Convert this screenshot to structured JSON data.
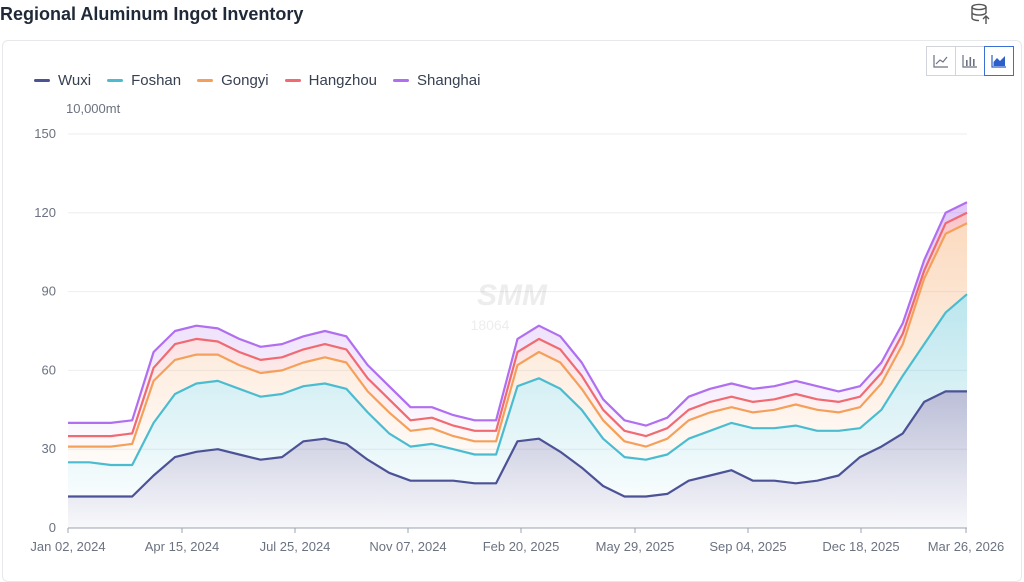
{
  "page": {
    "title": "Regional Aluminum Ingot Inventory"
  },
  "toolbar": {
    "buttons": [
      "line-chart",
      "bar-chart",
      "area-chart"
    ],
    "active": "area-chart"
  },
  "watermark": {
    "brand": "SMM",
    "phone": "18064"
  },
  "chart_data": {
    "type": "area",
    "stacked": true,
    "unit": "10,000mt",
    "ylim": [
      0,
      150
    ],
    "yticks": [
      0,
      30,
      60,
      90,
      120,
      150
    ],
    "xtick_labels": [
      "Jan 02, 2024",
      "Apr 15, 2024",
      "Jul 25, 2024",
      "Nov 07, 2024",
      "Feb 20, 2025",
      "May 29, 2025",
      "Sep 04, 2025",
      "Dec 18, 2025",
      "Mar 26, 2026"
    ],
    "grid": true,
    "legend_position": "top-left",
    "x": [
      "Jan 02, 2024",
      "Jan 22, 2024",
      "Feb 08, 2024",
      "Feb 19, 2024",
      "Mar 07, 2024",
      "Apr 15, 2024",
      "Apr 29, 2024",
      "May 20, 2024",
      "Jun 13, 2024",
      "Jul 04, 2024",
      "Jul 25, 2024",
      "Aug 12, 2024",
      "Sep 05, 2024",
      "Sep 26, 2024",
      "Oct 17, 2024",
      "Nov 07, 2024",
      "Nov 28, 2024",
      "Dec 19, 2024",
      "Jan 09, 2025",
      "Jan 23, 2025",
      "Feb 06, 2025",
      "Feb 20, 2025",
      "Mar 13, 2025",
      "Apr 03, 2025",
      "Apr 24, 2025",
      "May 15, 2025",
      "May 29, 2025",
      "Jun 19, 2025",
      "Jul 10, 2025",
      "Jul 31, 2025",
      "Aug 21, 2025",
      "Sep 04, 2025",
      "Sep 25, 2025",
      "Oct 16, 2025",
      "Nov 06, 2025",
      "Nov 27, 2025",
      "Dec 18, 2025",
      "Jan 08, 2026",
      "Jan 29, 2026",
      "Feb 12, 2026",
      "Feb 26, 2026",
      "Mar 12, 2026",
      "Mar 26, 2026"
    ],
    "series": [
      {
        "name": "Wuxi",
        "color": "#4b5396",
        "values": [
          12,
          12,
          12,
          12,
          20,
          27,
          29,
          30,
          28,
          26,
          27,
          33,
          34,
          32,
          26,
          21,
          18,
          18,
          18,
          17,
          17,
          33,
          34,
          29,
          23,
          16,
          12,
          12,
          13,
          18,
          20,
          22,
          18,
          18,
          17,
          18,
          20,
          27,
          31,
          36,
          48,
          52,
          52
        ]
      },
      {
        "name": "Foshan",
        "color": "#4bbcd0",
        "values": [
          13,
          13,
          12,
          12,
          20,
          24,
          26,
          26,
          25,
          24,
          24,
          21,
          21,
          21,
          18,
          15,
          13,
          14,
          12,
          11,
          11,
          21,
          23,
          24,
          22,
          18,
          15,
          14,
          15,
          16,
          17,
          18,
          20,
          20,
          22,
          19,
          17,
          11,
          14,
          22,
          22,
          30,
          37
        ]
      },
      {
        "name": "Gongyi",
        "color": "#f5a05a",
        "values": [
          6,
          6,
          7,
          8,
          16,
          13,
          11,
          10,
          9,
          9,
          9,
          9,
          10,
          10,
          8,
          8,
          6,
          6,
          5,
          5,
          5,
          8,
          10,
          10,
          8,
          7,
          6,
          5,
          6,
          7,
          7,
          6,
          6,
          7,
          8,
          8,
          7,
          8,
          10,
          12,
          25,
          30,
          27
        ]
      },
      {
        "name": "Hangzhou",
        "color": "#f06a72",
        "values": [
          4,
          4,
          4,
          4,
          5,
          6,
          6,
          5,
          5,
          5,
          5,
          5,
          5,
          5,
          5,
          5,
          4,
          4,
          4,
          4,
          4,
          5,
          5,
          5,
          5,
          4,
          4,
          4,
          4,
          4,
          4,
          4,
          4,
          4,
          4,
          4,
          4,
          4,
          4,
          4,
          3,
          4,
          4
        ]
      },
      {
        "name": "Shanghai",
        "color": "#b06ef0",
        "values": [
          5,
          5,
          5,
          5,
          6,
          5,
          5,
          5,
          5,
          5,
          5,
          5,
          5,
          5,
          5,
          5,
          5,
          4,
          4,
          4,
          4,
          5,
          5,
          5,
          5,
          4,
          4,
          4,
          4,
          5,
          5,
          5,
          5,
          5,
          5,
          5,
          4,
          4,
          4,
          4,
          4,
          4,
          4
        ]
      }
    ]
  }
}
+++
#### THE PROBLEM
Count how many lines above carry the word "area". Only the number is required.

#### OUTPUT BELOW
3